Given entries ->

+ + +

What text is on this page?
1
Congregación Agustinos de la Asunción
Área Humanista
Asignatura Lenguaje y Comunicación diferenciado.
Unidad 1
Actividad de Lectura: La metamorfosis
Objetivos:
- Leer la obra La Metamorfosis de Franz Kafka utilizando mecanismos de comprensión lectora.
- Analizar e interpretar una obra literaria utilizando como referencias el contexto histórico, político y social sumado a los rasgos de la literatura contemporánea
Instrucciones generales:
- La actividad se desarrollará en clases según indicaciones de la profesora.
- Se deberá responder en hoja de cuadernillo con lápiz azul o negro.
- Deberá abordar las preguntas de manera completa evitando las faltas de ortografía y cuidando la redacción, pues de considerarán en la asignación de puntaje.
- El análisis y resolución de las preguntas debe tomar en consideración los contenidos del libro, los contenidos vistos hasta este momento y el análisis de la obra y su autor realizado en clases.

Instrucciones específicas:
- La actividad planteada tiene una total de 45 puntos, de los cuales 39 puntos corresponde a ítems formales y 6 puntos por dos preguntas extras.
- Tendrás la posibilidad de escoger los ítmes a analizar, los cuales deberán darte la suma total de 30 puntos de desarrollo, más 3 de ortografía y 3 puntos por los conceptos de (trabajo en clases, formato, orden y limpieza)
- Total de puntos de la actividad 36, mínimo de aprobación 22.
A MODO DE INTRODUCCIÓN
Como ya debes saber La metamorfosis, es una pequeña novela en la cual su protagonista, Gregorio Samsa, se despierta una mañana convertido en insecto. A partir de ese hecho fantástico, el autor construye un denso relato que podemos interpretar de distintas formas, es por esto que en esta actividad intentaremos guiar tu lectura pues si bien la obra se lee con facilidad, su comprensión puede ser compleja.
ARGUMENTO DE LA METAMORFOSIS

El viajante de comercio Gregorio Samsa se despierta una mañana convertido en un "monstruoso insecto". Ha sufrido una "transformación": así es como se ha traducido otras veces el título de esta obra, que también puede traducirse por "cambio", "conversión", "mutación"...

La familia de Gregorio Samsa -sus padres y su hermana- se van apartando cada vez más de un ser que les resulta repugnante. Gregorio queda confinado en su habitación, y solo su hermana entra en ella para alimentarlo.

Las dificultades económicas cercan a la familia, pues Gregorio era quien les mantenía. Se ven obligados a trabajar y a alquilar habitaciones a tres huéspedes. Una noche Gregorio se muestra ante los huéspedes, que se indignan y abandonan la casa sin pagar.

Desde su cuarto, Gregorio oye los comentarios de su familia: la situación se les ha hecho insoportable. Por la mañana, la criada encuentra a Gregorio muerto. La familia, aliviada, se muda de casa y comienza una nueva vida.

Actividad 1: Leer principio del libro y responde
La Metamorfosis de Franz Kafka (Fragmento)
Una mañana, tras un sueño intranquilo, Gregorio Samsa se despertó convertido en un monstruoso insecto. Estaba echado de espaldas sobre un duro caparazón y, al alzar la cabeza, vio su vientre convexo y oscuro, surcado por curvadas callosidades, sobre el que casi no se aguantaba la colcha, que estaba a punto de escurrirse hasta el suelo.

+ + +

Required task -> Reproduce each entry above exactly, keeping every word.

Correct response ->
What text is on this page?
1
Congregación Agustinos de la Asunción
Área Humanista
Asignatura Lenguaje y Comunicación diferenciado.
Unidad 1
Actividad de Lectura: La metamorfosis
Objetivos:
- Leer la obra La Metamorfosis de Franz Kafka utilizando mecanismos de comprensión lectora.
- Analizar e interpretar una obra literaria utilizando como referencias el contexto histórico, político y social sumado a los rasgos de la literatura contemporánea
Instrucciones generales:
- La actividad se desarrollará en clases según indicaciones de la profesora.
- Se deberá responder en hoja de cuadernillo con lápiz azul o negro.
- Deberá abordar las preguntas de manera completa evitando las faltas de ortografía y cuidando la redacción, pues de considerarán en la asignación de puntaje.
- El análisis y resolución de las preguntas debe tomar en consideración los contenidos del libro, los contenidos vistos hasta este momento y el análisis de la obra y su autor realizado en clases.

Instrucciones específicas:
- La actividad planteada tiene una total de 45 puntos, de los cuales 39 puntos corresponde a ítems formales y 6 puntos por dos preguntas extras.
- Tendrás la posibilidad de escoger los ítmes a analizar, los cuales deberán darte la suma total de 30 puntos de desarrollo, más 3 de ortografía y 3 puntos por los conceptos de (trabajo en clases, formato, orden y limpieza)
- Total de puntos de la actividad 36, mínimo de aprobación 22.
A MODO DE INTRODUCCIÓN
Como ya debes saber La metamorfosis, es una pequeña novela en la cual su protagonista, Gregorio Samsa, se despierta una mañana convertido en insecto. A partir de ese hecho fantástico, el autor construye un denso relato que podemos interpretar de distintas formas, es por esto que en esta actividad intentaremos guiar tu lectura pues si bien la obra se lee con facilidad, su comprensión puede ser compleja.
ARGUMENTO DE LA METAMORFOSIS

El viajante de comercio Gregorio Samsa se despierta una mañana convertido en un "monstruoso insecto". Ha sufrido una "transformación": así es como se ha traducido otras veces el título de esta obra, que también puede traducirse por "cambio", "conversión", "mutación"...

La familia de Gregorio Samsa -sus padres y su hermana- se van apartando cada vez más de un ser que les resulta repugnante. Gregorio queda confinado en su habitación, y solo su hermana entra en ella para alimentarlo.

Las dificultades económicas cercan a la familia, pues Gregorio era quien les mantenía. Se ven obligados a trabajar y a alquilar habitaciones a tres huéspedes. Una noche Gregorio se muestra ante los huéspedes, que se indignan y abandonan la casa sin pagar.

Desde su cuarto, Gregorio oye los comentarios de su familia: la situación se les ha hecho insoportable. Por la mañana, la criada encuentra a Gregorio muerto. La familia, aliviada, se muda de casa y comienza una nueva vida.

Actividad 1: Leer principio del libro y responde
La Metamorfosis de Franz Kafka (Fragmento)
Una mañana, tras un sueño intranquilo, Gregorio Samsa se despertó convertido en un monstruoso insecto. Estaba echado de espaldas sobre un duro caparazón y, al alzar la cabeza, vio su vientre convexo y oscuro, surcado por curvadas callosidades, sobre el que casi no se aguantaba la colcha, que estaba a punto de escurrirse hasta el suelo.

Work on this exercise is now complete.